* _SHORT EXERCISE_
Without including any images, reproduce each entry exactly.

* _RECORDS SUPPLIED_
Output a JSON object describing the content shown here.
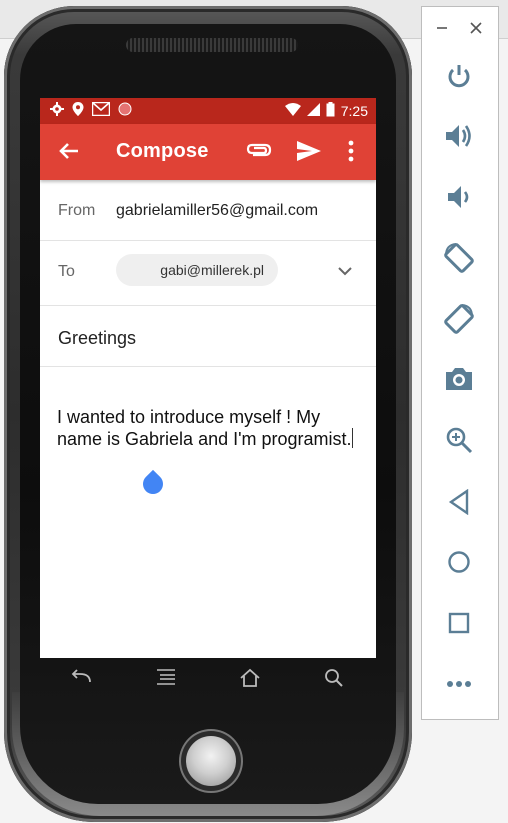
{
  "status_bar": {
    "time": "7:25"
  },
  "app_bar": {
    "title": "Compose"
  },
  "compose": {
    "from_label": "From",
    "from_value": "gabrielamiller56@gmail.com",
    "to_label": "To",
    "to_chip": "gabi@millerek.pl",
    "subject": "Greetings",
    "body": "I wanted to introduce myself ! My name is Gabriela and I'm programist."
  },
  "emulator_panel": {
    "controls": [
      "power-icon",
      "volume-up-icon",
      "volume-down-icon",
      "rotate-left-icon",
      "rotate-right-icon",
      "camera-icon",
      "zoom-icon",
      "back-icon",
      "home-icon",
      "overview-icon",
      "more-icon"
    ]
  },
  "colors": {
    "status_bar": "#b9271c",
    "app_bar": "#e04236",
    "accent_blue": "#4285f4",
    "panel_icon": "#5b7e95"
  }
}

* _OUTPUT FOR THIS TASK_
Output a JSON object describing the content shown here.
{
  "status_bar": {
    "time": "7:25"
  },
  "app_bar": {
    "title": "Compose"
  },
  "compose": {
    "from_label": "From",
    "from_value": "gabrielamiller56@gmail.com",
    "to_label": "To",
    "to_chip": "gabi@millerek.pl",
    "subject": "Greetings",
    "body": "I wanted to introduce myself ! My name is Gabriela and I'm programist."
  },
  "emulator_panel": {
    "controls": [
      "power-icon",
      "volume-up-icon",
      "volume-down-icon",
      "rotate-left-icon",
      "rotate-right-icon",
      "camera-icon",
      "zoom-icon",
      "back-icon",
      "home-icon",
      "overview-icon",
      "more-icon"
    ]
  },
  "colors": {
    "status_bar": "#b9271c",
    "app_bar": "#e04236",
    "accent_blue": "#4285f4",
    "panel_icon": "#5b7e95"
  }
}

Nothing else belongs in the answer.